[Data entries for graphics]

■ ■ ■

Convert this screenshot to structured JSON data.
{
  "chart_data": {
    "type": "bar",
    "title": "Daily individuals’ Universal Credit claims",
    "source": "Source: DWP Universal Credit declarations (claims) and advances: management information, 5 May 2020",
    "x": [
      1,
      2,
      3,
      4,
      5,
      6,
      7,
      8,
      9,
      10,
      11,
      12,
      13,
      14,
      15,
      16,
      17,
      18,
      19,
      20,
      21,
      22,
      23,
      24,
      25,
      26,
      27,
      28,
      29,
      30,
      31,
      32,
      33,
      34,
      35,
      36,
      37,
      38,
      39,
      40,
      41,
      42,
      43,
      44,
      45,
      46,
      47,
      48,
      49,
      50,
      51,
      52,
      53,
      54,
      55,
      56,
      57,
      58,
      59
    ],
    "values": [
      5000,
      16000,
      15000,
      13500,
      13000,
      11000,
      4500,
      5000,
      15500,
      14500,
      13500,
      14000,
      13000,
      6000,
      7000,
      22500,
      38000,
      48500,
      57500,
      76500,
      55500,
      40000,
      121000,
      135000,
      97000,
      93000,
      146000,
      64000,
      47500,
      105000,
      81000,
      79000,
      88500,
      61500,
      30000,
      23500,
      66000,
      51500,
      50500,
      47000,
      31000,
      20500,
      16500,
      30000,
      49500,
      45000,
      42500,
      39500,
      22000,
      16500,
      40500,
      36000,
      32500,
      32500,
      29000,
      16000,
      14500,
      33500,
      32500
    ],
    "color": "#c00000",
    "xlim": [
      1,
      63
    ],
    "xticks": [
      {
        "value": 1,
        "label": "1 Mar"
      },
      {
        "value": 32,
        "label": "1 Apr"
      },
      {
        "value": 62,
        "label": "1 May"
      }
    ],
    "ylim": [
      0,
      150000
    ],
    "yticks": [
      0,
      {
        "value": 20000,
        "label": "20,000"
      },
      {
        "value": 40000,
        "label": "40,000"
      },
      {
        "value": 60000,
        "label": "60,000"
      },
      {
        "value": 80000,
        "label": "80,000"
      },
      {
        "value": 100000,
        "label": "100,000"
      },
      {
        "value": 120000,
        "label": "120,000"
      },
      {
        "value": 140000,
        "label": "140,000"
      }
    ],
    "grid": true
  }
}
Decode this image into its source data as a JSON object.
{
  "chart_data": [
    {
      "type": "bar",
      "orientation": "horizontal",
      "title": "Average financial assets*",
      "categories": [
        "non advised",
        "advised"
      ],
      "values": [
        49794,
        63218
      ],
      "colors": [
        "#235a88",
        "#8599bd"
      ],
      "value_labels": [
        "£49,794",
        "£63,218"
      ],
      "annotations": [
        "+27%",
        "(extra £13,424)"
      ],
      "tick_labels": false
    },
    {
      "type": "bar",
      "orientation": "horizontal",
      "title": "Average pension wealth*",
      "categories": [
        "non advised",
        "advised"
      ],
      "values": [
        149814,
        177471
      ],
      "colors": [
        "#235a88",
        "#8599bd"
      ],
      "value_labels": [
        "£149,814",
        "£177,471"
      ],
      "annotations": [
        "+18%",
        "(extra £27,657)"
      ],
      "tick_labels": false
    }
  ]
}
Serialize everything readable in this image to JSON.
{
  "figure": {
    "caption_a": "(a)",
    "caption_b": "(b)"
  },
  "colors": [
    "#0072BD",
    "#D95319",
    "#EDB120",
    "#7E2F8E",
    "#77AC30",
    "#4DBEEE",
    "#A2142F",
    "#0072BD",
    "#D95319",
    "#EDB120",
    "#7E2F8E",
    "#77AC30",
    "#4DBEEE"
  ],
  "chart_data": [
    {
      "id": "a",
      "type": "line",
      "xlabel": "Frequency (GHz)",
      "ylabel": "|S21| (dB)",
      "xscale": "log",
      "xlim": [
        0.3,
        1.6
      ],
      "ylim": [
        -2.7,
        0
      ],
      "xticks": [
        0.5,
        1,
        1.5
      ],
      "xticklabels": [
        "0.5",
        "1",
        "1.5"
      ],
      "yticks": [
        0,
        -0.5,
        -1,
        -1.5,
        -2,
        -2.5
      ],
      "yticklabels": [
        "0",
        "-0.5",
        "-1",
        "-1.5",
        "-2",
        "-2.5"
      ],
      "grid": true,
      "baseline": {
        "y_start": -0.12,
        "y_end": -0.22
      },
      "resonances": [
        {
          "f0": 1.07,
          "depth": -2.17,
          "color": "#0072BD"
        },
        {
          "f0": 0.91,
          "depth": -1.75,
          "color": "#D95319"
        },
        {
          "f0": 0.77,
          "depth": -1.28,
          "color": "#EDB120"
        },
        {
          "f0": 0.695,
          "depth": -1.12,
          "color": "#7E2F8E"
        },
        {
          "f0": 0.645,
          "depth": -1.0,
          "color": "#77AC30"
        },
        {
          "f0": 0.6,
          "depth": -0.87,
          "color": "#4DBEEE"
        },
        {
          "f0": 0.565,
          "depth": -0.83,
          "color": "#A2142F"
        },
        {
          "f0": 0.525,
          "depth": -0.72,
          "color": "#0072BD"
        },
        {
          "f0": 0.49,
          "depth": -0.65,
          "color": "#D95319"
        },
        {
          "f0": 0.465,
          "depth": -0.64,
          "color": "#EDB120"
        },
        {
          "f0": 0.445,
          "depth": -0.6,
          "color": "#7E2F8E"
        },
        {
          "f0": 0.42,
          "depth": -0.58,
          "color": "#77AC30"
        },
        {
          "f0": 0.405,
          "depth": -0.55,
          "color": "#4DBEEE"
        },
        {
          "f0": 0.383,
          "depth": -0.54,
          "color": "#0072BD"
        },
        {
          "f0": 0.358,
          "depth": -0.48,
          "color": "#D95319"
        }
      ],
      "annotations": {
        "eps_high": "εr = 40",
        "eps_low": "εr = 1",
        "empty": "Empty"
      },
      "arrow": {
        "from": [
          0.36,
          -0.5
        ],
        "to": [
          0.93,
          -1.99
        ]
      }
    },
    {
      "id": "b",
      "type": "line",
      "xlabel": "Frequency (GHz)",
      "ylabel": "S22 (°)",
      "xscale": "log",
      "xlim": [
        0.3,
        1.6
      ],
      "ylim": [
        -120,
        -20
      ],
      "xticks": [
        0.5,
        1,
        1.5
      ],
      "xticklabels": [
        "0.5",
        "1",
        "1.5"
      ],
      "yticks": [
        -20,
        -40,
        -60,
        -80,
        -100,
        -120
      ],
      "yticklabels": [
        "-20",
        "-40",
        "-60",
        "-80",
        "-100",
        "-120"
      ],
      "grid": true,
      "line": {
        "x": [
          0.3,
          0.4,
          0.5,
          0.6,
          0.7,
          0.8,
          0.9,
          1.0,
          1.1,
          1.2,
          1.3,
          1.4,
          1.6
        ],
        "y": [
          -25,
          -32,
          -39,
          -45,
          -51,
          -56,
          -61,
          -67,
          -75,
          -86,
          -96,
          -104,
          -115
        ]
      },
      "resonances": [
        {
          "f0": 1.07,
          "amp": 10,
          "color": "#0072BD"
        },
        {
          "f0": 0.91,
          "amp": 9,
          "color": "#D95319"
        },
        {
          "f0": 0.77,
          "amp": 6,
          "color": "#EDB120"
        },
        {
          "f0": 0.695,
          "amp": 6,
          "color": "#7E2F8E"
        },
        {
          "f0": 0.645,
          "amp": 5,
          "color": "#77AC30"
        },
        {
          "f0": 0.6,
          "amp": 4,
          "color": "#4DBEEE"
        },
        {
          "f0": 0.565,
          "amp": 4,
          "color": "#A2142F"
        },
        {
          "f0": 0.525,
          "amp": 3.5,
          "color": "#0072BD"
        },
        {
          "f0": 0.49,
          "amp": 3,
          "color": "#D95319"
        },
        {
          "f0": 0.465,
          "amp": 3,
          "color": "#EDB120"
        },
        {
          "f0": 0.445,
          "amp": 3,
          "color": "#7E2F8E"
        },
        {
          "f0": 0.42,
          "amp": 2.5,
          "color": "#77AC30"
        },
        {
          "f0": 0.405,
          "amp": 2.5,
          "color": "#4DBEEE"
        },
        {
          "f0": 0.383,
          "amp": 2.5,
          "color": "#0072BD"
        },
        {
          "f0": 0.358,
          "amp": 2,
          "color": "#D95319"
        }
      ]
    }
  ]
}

■ ■ ■

Pull every line containing the word "Universal" out of the material and copy it.

• _WRITTEN SOLUTION_:
    "title": "Daily individuals’ Universal Credit claims",
    "source": "Source: DWP Universal Credit declarations (claims) and advances: management information, 5 May 2020",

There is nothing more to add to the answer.